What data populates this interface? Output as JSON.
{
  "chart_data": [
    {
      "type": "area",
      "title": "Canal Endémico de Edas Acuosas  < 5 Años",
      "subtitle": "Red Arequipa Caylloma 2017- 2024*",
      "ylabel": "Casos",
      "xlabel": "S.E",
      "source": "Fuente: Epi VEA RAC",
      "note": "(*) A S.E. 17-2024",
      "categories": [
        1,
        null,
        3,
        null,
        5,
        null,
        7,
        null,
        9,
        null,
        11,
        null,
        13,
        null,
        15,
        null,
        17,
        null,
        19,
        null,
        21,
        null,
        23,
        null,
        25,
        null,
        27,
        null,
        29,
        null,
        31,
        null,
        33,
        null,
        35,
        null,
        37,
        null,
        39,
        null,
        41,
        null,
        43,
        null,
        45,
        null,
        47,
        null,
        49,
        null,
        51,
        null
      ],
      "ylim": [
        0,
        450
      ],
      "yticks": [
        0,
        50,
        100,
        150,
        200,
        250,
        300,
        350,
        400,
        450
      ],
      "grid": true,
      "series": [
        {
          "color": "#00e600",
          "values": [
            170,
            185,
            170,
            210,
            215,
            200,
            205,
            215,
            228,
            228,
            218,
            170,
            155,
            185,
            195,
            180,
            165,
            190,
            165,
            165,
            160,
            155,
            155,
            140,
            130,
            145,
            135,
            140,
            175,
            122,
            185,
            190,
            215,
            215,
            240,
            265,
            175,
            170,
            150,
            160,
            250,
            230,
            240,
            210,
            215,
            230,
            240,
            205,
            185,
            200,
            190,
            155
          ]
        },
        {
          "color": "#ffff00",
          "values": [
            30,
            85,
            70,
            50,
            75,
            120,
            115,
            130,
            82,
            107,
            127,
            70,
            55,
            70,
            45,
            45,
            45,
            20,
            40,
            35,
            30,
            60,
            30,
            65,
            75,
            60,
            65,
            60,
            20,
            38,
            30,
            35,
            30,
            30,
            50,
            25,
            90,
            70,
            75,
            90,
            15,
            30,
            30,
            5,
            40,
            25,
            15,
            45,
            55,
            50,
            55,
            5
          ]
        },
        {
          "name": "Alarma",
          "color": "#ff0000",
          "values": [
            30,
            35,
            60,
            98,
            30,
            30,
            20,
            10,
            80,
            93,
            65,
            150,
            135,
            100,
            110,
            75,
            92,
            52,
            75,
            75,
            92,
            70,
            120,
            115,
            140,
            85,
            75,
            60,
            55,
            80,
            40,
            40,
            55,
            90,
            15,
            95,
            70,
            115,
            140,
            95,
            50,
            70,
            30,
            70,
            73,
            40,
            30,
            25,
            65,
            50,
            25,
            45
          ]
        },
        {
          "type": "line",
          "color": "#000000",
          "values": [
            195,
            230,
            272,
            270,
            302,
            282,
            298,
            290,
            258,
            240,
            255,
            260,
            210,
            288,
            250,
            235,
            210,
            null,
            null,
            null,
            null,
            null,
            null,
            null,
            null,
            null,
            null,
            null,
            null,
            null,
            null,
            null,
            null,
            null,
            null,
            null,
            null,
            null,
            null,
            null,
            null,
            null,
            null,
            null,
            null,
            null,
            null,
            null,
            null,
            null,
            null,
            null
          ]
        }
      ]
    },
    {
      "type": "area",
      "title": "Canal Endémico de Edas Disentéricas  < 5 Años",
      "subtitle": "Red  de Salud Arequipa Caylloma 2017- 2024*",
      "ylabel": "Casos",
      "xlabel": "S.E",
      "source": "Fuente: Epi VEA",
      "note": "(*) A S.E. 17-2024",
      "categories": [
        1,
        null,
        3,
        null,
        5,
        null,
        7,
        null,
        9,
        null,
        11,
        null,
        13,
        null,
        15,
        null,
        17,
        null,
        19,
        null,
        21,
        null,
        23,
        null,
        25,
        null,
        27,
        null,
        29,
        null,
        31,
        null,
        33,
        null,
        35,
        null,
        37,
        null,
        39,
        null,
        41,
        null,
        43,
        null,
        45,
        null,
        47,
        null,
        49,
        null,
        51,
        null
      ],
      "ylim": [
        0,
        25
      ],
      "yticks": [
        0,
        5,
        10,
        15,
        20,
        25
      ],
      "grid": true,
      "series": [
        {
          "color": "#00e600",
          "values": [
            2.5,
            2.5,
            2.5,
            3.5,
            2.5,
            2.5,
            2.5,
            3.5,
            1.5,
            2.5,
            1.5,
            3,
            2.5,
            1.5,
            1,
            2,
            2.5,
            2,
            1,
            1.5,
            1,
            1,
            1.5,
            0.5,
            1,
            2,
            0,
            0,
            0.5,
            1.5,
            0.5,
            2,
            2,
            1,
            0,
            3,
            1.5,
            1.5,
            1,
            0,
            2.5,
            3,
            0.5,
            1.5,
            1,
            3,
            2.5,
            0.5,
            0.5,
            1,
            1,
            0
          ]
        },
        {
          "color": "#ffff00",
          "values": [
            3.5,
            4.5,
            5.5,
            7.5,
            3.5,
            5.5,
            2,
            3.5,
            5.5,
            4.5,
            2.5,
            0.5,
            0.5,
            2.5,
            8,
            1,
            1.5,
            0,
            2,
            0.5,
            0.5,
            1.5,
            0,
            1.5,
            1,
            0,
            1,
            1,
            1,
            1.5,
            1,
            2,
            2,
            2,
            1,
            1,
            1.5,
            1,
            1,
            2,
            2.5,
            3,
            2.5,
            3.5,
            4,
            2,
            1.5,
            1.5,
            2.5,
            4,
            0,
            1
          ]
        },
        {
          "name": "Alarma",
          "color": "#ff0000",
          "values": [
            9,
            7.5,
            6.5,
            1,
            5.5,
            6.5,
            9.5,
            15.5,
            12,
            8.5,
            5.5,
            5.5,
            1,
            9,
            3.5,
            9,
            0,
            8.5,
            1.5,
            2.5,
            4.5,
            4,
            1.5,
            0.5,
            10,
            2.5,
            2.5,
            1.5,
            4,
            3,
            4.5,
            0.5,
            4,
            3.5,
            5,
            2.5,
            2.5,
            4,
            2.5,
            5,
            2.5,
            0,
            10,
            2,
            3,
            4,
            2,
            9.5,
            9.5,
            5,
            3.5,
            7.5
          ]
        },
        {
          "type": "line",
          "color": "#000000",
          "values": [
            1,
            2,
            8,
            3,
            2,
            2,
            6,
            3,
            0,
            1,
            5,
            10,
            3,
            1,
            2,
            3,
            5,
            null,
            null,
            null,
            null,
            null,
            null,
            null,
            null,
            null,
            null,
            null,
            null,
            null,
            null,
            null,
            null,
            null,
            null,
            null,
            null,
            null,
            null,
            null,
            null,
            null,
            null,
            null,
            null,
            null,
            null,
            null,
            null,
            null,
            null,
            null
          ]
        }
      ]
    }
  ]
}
* * * *
EXERCISE: Find all lines with "Edas" in them and copy each one.

ANSWER IN FULL:
      "title": "Canal Endémico de Edas Acuosas  < 5 Años",
      "title": "Canal Endémico de Edas Disentéricas  < 5 Años",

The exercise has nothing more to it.